Requirement. The listing below is to be output in its exact form.

## Start Extracted information

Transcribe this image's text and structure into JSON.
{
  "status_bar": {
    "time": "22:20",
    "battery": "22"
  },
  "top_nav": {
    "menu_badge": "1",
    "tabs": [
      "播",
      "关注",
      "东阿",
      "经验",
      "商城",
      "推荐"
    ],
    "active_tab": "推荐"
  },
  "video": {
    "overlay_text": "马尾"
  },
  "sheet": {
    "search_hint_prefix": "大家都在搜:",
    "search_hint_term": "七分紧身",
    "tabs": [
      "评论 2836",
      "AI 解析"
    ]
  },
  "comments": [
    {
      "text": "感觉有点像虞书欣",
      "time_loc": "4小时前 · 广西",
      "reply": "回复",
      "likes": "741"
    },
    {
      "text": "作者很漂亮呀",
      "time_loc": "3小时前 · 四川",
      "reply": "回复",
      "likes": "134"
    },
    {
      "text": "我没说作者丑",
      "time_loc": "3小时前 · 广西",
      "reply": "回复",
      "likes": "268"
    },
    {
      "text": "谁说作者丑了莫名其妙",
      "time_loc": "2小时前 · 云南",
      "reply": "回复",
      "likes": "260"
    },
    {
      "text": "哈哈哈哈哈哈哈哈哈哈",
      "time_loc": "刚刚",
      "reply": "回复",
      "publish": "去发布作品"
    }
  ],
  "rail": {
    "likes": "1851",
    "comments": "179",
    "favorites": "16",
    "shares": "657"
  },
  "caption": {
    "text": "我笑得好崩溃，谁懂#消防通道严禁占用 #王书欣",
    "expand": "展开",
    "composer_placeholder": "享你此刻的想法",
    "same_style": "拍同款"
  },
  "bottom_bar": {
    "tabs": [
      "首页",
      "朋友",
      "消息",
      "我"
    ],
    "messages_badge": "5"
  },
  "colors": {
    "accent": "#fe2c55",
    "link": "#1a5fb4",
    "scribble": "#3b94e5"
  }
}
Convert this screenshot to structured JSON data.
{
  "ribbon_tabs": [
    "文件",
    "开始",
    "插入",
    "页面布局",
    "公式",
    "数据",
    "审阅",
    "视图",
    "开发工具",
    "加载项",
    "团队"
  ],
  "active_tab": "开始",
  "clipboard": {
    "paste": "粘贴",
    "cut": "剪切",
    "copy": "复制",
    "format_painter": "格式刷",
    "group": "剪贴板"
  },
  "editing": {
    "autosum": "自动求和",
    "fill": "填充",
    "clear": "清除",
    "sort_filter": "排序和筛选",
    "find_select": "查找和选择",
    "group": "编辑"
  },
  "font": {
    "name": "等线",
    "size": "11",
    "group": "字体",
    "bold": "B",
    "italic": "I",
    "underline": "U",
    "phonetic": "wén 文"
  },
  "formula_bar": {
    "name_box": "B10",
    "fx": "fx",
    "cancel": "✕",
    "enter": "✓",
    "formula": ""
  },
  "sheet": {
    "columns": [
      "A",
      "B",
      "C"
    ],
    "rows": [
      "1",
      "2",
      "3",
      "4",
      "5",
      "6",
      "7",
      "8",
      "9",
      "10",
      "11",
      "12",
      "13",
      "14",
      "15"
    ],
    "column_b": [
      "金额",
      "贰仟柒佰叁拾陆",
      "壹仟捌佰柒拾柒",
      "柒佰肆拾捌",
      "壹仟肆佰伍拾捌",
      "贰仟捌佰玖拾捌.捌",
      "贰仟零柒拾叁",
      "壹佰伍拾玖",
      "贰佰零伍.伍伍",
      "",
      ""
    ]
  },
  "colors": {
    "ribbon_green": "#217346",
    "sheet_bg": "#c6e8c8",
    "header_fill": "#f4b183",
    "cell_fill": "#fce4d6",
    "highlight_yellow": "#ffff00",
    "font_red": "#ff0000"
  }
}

## End Extracted information

Answer for this exercise.
Transcribe this image's text and structure into JSON.
{
  "status_bar": {
    "time": "22:20",
    "battery": "22"
  },
  "top_nav": {
    "menu_badge": "1",
    "tabs": [
      "播",
      "关注",
      "东阿",
      "经验",
      "商城",
      "推荐"
    ],
    "active_tab": "推荐"
  },
  "video": {
    "overlay_text": "马尾"
  },
  "sheet": {
    "search_hint_prefix": "大家都在搜:",
    "search_hint_term": "七分紧身",
    "tabs": [
      "评论 2836",
      "AI 解析"
    ]
  },
  "comments": [
    {
      "text": "感觉有点像虞书欣",
      "time_loc": "4小时前 · 广西",
      "reply": "回复",
      "likes": "741"
    },
    {
      "text": "作者很漂亮呀",
      "time_loc": "3小时前 · 四川",
      "reply": "回复",
      "likes": "134"
    },
    {
      "text": "我没说作者丑",
      "time_loc": "3小时前 · 广西",
      "reply": "回复",
      "likes": "268"
    },
    {
      "text": "谁说作者丑了莫名其妙",
      "time_loc": "2小时前 · 云南",
      "reply": "回复",
      "likes": "260"
    },
    {
      "text": "哈哈哈哈哈哈哈哈哈哈",
      "time_loc": "刚刚",
      "reply": "回复",
      "publish": "去发布作品"
    }
  ],
  "rail": {
    "likes": "1851",
    "comments": "179",
    "favorites": "16",
    "shares": "657"
  },
  "caption": {
    "text": "我笑得好崩溃，谁懂#消防通道严禁占用 #王书欣",
    "expand": "展开",
    "composer_placeholder": "享你此刻的想法",
    "same_style": "拍同款"
  },
  "bottom_bar": {
    "tabs": [
      "首页",
      "朋友",
      "消息",
      "我"
    ],
    "messages_badge": "5"
  },
  "colors": {
    "accent": "#fe2c55",
    "link": "#1a5fb4",
    "scribble": "#3b94e5"
  }
}
Convert this screenshot to structured JSON data.
{
  "ribbon_tabs": [
    "文件",
    "开始",
    "插入",
    "页面布局",
    "公式",
    "数据",
    "审阅",
    "视图",
    "开发工具",
    "加载项",
    "团队"
  ],
  "active_tab": "开始",
  "clipboard": {
    "paste": "粘贴",
    "cut": "剪切",
    "copy": "复制",
    "format_painter": "格式刷",
    "group": "剪贴板"
  },
  "editing": {
    "autosum": "自动求和",
    "fill": "填充",
    "clear": "清除",
    "sort_filter": "排序和筛选",
    "find_select": "查找和选择",
    "group": "编辑"
  },
  "font": {
    "name": "等线",
    "size": "11",
    "group": "字体",
    "bold": "B",
    "italic": "I",
    "underline": "U",
    "phonetic": "wén 文"
  },
  "formula_bar": {
    "name_box": "B10",
    "fx": "fx",
    "cancel": "✕",
    "enter": "✓",
    "formula": ""
  },
  "sheet": {
    "columns": [
      "A",
      "B",
      "C"
    ],
    "rows": [
      "1",
      "2",
      "3",
      "4",
      "5",
      "6",
      "7",
      "8",
      "9",
      "10",
      "11",
      "12",
      "13",
      "14",
      "15"
    ],
    "column_b": [
      "金额",
      "贰仟柒佰叁拾陆",
      "壹仟捌佰柒拾柒",
      "柒佰肆拾捌",
      "壹仟肆佰伍拾捌",
      "贰仟捌佰玖拾捌.捌",
      "贰仟零柒拾叁",
      "壹佰伍拾玖",
      "贰佰零伍.伍伍",
      "",
      ""
    ]
  },
  "colors": {
    "ribbon_green": "#217346",
    "sheet_bg": "#c6e8c8",
    "header_fill": "#f4b183",
    "cell_fill": "#fce4d6",
    "highlight_yellow": "#ffff00",
    "font_red": "#ff0000"
  }
}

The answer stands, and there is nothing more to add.